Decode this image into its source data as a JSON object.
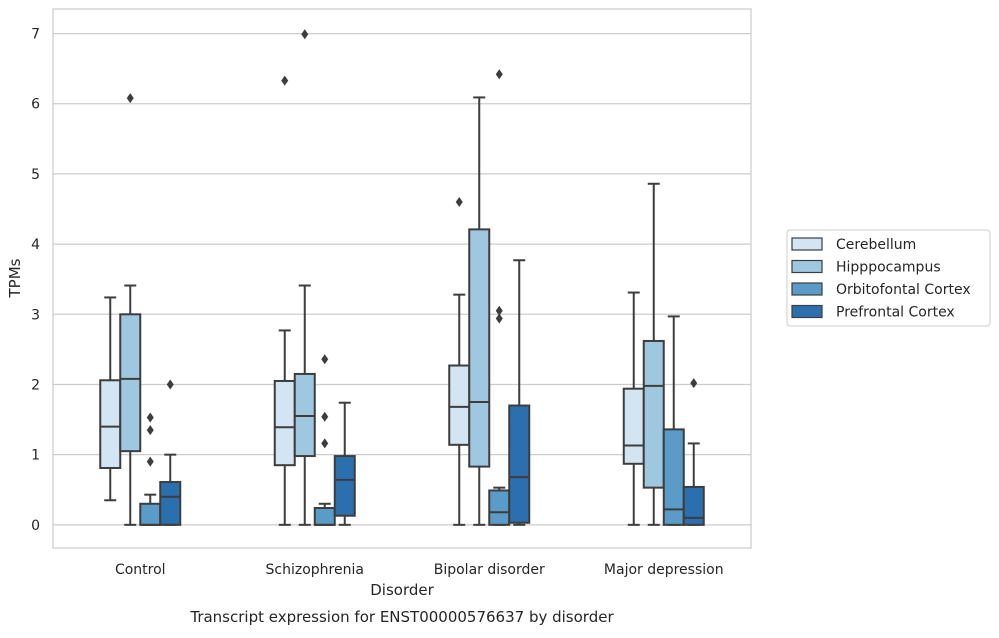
{
  "chart_data": {
    "type": "box",
    "caption": "Transcript expression for ENST00000576637 by disorder",
    "xlabel": "Disorder",
    "ylabel": "TPMs",
    "ylim": [
      -0.33,
      7.35
    ],
    "yticks": [
      0,
      1,
      2,
      3,
      4,
      5,
      6,
      7
    ],
    "grid": "horizontal",
    "legend_position": "right",
    "categories": [
      "Control",
      "Schizophrenia",
      "Bipolar disorder",
      "Major depression"
    ],
    "series": [
      {
        "name": "Cerebellum",
        "color": "#d3e4f3",
        "boxes": [
          {
            "whislo": 0.35,
            "q1": 0.81,
            "med": 1.4,
            "q3": 2.06,
            "whishi": 3.24,
            "fliers": []
          },
          {
            "whislo": 0.0,
            "q1": 0.85,
            "med": 1.39,
            "q3": 2.05,
            "whishi": 2.77,
            "fliers": [
              6.33
            ]
          },
          {
            "whislo": 0.0,
            "q1": 1.14,
            "med": 1.68,
            "q3": 2.27,
            "whishi": 3.28,
            "fliers": [
              4.6
            ]
          },
          {
            "whislo": 0.0,
            "q1": 0.87,
            "med": 1.13,
            "q3": 1.94,
            "whishi": 3.31,
            "fliers": []
          }
        ]
      },
      {
        "name": "Hipppocampus",
        "color": "#9fc8e0",
        "boxes": [
          {
            "whislo": 0.0,
            "q1": 1.05,
            "med": 2.08,
            "q3": 3.0,
            "whishi": 3.41,
            "fliers": [
              6.08
            ]
          },
          {
            "whislo": 0.0,
            "q1": 0.98,
            "med": 1.55,
            "q3": 2.15,
            "whishi": 3.41,
            "fliers": [
              6.99
            ]
          },
          {
            "whislo": 0.0,
            "q1": 0.83,
            "med": 1.75,
            "q3": 4.21,
            "whishi": 6.09,
            "fliers": []
          },
          {
            "whislo": 0.0,
            "q1": 0.53,
            "med": 1.98,
            "q3": 2.62,
            "whishi": 4.86,
            "fliers": []
          }
        ]
      },
      {
        "name": "Orbitofontal Cortex",
        "color": "#5a9bc7",
        "boxes": [
          {
            "whislo": 0.0,
            "q1": 0.0,
            "med": 0.0,
            "q3": 0.3,
            "whishi": 0.43,
            "fliers": [
              0.9,
              1.35,
              1.53
            ]
          },
          {
            "whislo": 0.0,
            "q1": 0.0,
            "med": 0.0,
            "q3": 0.24,
            "whishi": 0.3,
            "fliers": [
              1.16,
              1.54,
              2.36
            ]
          },
          {
            "whislo": 0.0,
            "q1": 0.0,
            "med": 0.18,
            "q3": 0.49,
            "whishi": 0.53,
            "fliers": [
              2.94,
              3.05,
              6.42
            ]
          },
          {
            "whislo": 0.0,
            "q1": 0.0,
            "med": 0.22,
            "q3": 1.36,
            "whishi": 2.97,
            "fliers": []
          }
        ]
      },
      {
        "name": "Prefrontal Cortex",
        "color": "#2c6faf",
        "boxes": [
          {
            "whislo": 0.0,
            "q1": 0.0,
            "med": 0.4,
            "q3": 0.61,
            "whishi": 1.0,
            "fliers": [
              2.0
            ]
          },
          {
            "whislo": 0.0,
            "q1": 0.13,
            "med": 0.64,
            "q3": 0.98,
            "whishi": 1.74,
            "fliers": []
          },
          {
            "whislo": 0.0,
            "q1": 0.03,
            "med": 0.68,
            "q3": 1.7,
            "whishi": 3.77,
            "fliers": []
          },
          {
            "whislo": 0.0,
            "q1": 0.0,
            "med": 0.1,
            "q3": 0.54,
            "whishi": 1.16,
            "fliers": [
              2.02
            ]
          }
        ]
      }
    ]
  }
}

● Stated exercise: Only lines with the word "color" are wanted, so copy each one from the records.

● Answer for the task:
        "color": "#d3e4f3",
        "color": "#9fc8e0",
        "color": "#5a9bc7",
        "color": "#2c6faf",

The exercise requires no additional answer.